Task directions: Give every line again exactly as it appears, please, but not the pictures.

Supplied entries:
---

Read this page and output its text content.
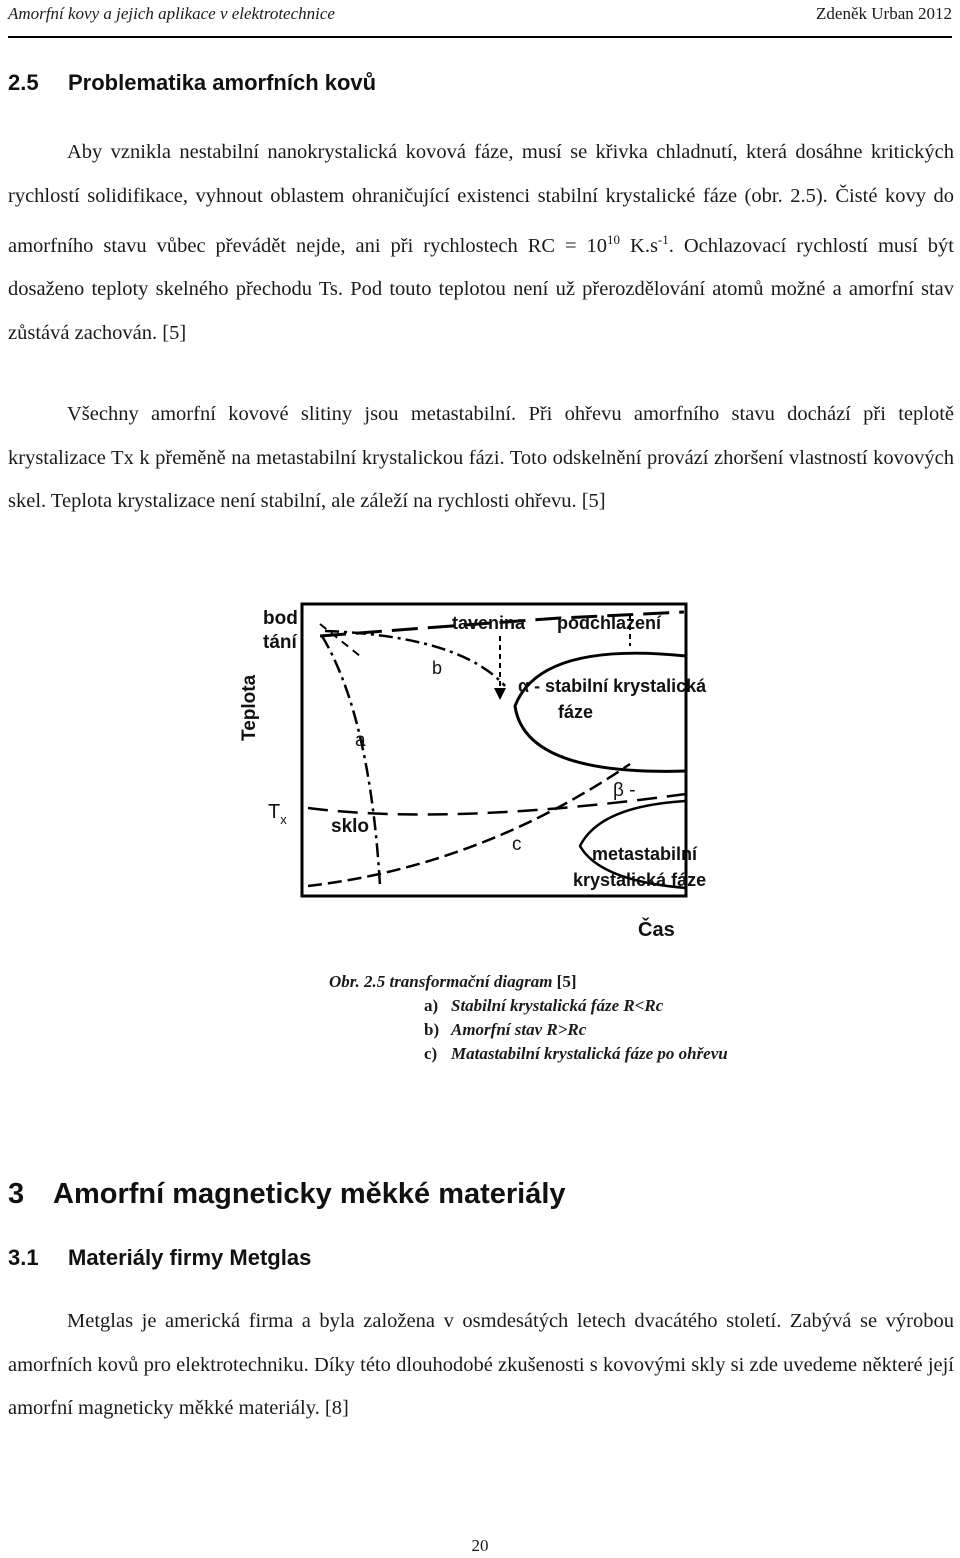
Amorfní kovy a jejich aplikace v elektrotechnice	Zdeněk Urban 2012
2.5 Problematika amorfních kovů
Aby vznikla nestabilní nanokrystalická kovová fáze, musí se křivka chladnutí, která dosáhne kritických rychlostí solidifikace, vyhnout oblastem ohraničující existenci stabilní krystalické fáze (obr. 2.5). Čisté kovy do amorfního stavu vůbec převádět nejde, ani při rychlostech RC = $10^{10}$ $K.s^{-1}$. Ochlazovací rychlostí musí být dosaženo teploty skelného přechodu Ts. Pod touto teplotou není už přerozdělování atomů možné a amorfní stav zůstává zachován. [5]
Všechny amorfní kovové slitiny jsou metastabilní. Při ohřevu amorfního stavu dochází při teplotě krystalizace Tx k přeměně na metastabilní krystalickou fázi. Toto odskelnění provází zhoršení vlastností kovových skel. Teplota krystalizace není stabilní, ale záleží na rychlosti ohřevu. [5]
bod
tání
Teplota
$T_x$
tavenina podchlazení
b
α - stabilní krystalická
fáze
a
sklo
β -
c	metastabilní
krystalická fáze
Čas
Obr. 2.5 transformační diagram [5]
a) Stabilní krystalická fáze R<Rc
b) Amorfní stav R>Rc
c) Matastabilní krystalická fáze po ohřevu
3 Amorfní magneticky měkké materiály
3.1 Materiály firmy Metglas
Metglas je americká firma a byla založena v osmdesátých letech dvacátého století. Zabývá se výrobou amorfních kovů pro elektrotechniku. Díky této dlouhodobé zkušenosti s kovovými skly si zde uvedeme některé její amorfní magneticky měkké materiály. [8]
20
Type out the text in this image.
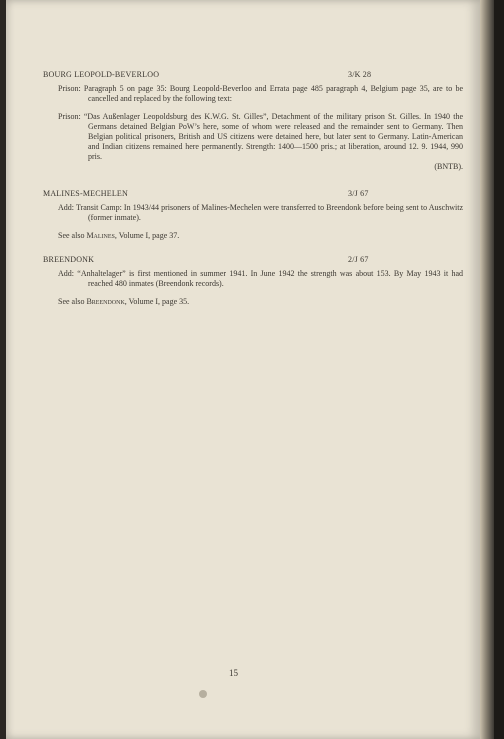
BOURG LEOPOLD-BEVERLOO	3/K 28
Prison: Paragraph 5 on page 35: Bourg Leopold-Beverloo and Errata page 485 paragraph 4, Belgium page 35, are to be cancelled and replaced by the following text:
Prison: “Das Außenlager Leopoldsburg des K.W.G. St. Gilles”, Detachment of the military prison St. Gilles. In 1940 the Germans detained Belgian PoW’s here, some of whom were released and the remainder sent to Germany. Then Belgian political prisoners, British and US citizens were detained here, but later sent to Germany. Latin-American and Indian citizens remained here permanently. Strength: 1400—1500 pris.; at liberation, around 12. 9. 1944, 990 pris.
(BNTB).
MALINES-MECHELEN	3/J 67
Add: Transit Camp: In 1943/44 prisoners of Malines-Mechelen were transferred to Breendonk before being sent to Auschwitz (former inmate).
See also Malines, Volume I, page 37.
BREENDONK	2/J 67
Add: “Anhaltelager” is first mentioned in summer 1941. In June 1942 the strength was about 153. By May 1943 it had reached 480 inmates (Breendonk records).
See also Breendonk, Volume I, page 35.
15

---

Reply:
Read this page and output its text content.
Amorfní kovy a jejich aplikace v elektrotechnice	Zdeněk Urban 2012
2.5 Problematika amorfních kovů
Aby vznikla nestabilní nanokrystalická kovová fáze, musí se křivka chladnutí, která dosáhne kritických rychlostí solidifikace, vyhnout oblastem ohraničující existenci stabilní krystalické fáze (obr. 2.5). Čisté kovy do amorfního stavu vůbec převádět nejde, ani při rychlostech RC = $10^{10}$ $K.s^{-1}$. Ochlazovací rychlostí musí být dosaženo teploty skelného přechodu Ts. Pod touto teplotou není už přerozdělování atomů možné a amorfní stav zůstává zachován. [5]
Všechny amorfní kovové slitiny jsou metastabilní. Při ohřevu amorfního stavu dochází při teplotě krystalizace Tx k přeměně na metastabilní krystalickou fázi. Toto odskelnění provází zhoršení vlastností kovových skel. Teplota krystalizace není stabilní, ale záleží na rychlosti ohřevu. [5]
bod
tání
Teplota
$T_x$
tavenina podchlazení
b
α - stabilní krystalická
fáze
a
sklo
β -
c	metastabilní
krystalická fáze
Čas
Obr. 2.5 transformační diagram [5]
a) Stabilní krystalická fáze R<Rc
b) Amorfní stav R>Rc
c) Matastabilní krystalická fáze po ohřevu
3 Amorfní magneticky měkké materiály
3.1 Materiály firmy Metglas
Metglas je americká firma a byla založena v osmdesátých letech dvacátého století. Zabývá se výrobou amorfních kovů pro elektrotechniku. Díky této dlouhodobé zkušenosti s kovovými skly si zde uvedeme některé její amorfní magneticky měkké materiály. [8]
20
Type out the text in this image.
BOURG LEOPOLD-BEVERLOO	3/K 28
Prison: Paragraph 5 on page 35: Bourg Leopold-Beverloo and Errata page 485 paragraph 4, Belgium page 35, are to be cancelled and replaced by the following text:
Prison: “Das Außenlager Leopoldsburg des K.W.G. St. Gilles”, Detachment of the military prison St. Gilles. In 1940 the Germans detained Belgian PoW’s here, some of whom were released and the remainder sent to Germany. Then Belgian political prisoners, British and US citizens were detained here, but later sent to Germany. Latin-American and Indian citizens remained here permanently. Strength: 1400—1500 pris.; at liberation, around 12. 9. 1944, 990 pris.
(BNTB).
MALINES-MECHELEN	3/J 67
Add: Transit Camp: In 1943/44 prisoners of Malines-Mechelen were transferred to Breendonk before being sent to Auschwitz (former inmate).
See also Malines, Volume I, page 37.
BREENDONK	2/J 67
Add: “Anhaltelager” is first mentioned in summer 1941. In June 1942 the strength was about 153. By May 1943 it had reached 480 inmates (Breendonk records).
See also Breendonk, Volume I, page 35.
15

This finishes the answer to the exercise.